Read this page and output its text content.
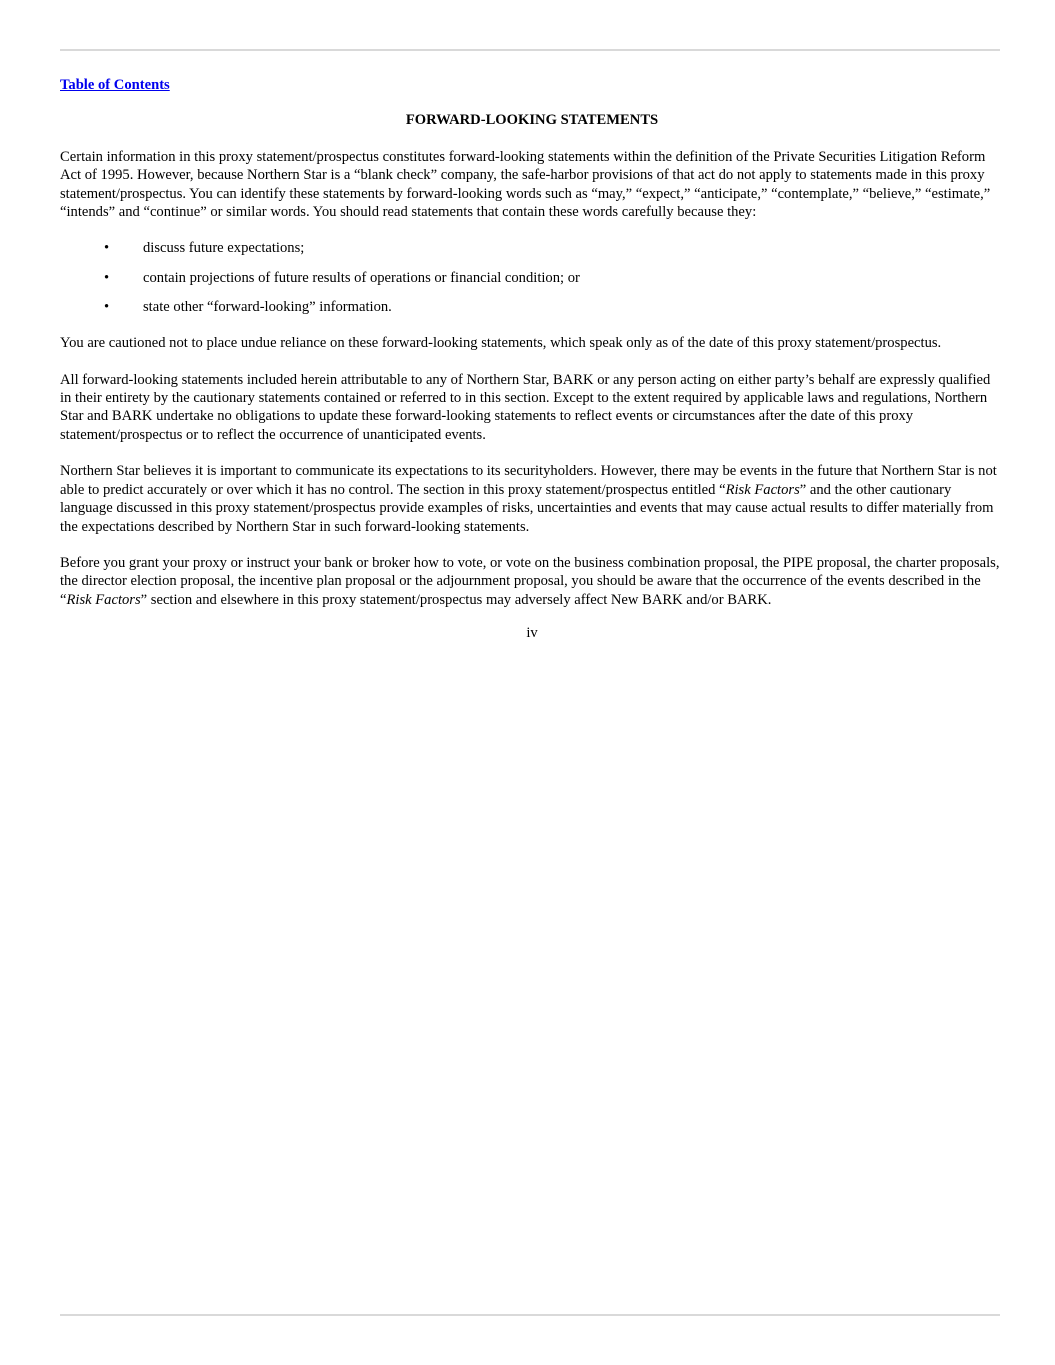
Table of Contents
FORWARD-LOOKING STATEMENTS

Certain information in this proxy statement/prospectus constitutes forward-looking statements within the definition of the Private Securities Litigation Reform Act of 1995. However, because Northern Star is a “blank check” company, the safe-harbor provisions of that act do not apply to statements made in this proxy statement/prospectus. You can identify these statements by forward-looking words such as “may,” “expect,” “anticipate,” “contemplate,” “believe,” “estimate,” “intends” and “continue” or similar words. You should read statements that contain these words carefully because they:

• discuss future expectations;
• contain projections of future results of operations or financial condition; or
• state other “forward-looking” information.

You are cautioned not to place undue reliance on these forward-looking statements, which speak only as of the date of this proxy statement/prospectus.

All forward-looking statements included herein attributable to any of Northern Star, BARK or any person acting on either party’s behalf are expressly qualified in their entirety by the cautionary statements contained or referred to in this section. Except to the extent required by applicable laws and regulations, Northern Star and BARK undertake no obligations to update these forward-looking statements to reflect events or circumstances after the date of this proxy statement/prospectus or to reflect the occurrence of unanticipated events.

Northern Star believes it is important to communicate its expectations to its securityholders. However, there may be events in the future that Northern Star is not able to predict accurately or over which it has no control. The section in this proxy statement/prospectus entitled “Risk Factors” and the other cautionary language discussed in this proxy statement/prospectus provide examples of risks, uncertainties and events that may cause actual results to differ materially from the expectations described by Northern Star in such forward-looking statements.

Before you grant your proxy or instruct your bank or broker how to vote, or vote on the business combination proposal, the PIPE proposal, the charter proposals, the director election proposal, the incentive plan proposal or the adjournment proposal, you should be aware that the occurrence of the events described in the “Risk Factors” section and elsewhere in this proxy statement/prospectus may adversely affect New BARK and/or BARK.

iv
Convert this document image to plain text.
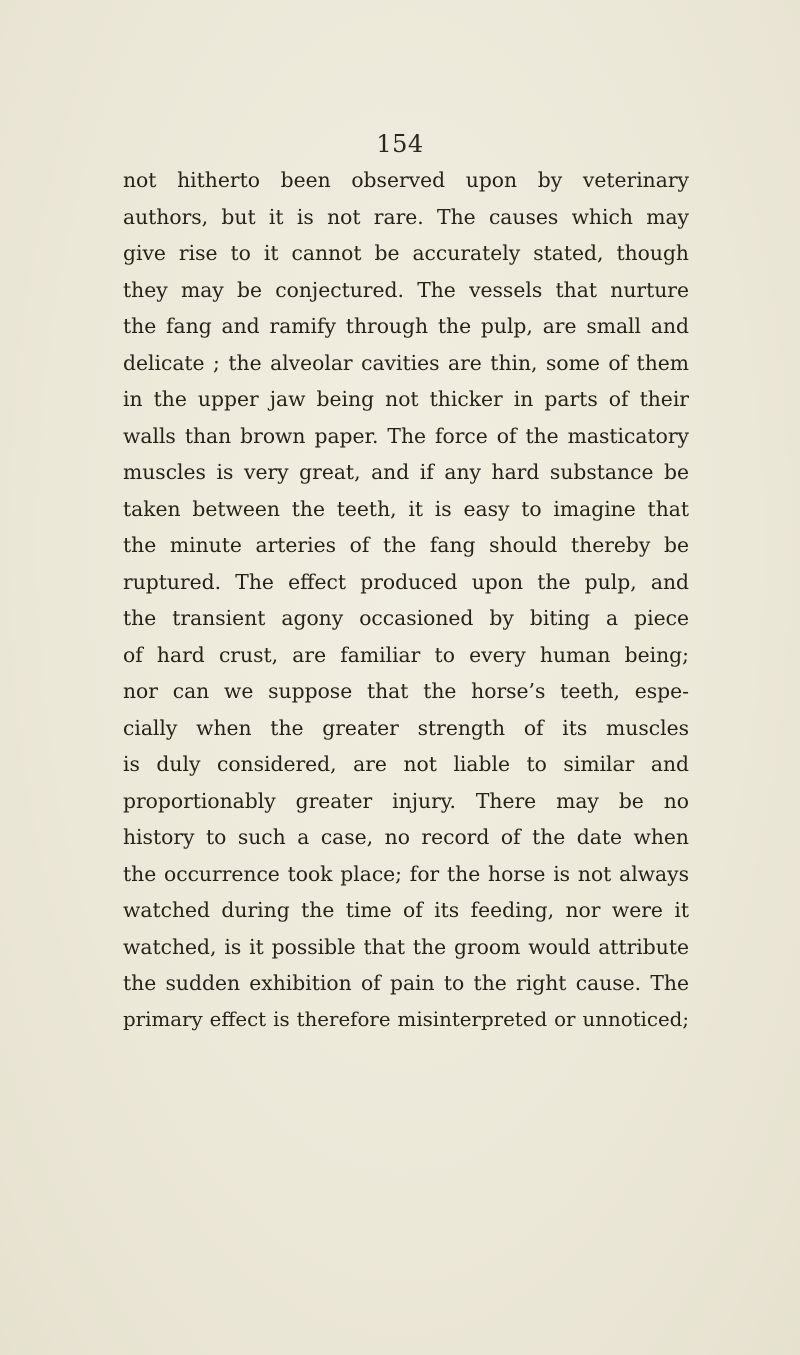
154
not hitherto been observed upon by veterinary
authors, but it is not rare. The causes which may
give rise to it cannot be accurately stated, though
they may be conjectured. The vessels that nurture
the fang and ramify through the pulp, are small and
delicate ; the alveolar cavities are thin, some of them
in the upper jaw being not thicker in parts of their
walls than brown paper. The force of the masticatory
muscles is very great, and if any hard substance be
taken between the teeth, it is easy to imagine that
the minute arteries of the fang should thereby be
ruptured. The effect produced upon the pulp, and
the transient agony occasioned by biting a piece
of hard crust, are familiar to every human being;
nor can we suppose that the horse’s teeth, espe-
cially when the greater strength of its muscles
is duly considered, are not liable to similar and
proportionably greater injury. There may be no
history to such a case, no record of the date when
the occurrence took place; for the horse is not always
watched during the time of its feeding, nor were it
watched, is it possible that the groom would attribute
the sudden exhibition of pain to the right cause. The
primary effect is therefore misinterpreted or unnoticed;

● ● ● ●

**SHORT EXERCISE**.
Gather from the records above every line containing the string "when".

**COMPLETED EXERCISE**.
cially when the greater strength of its muscles
history to such a case, no record of the date when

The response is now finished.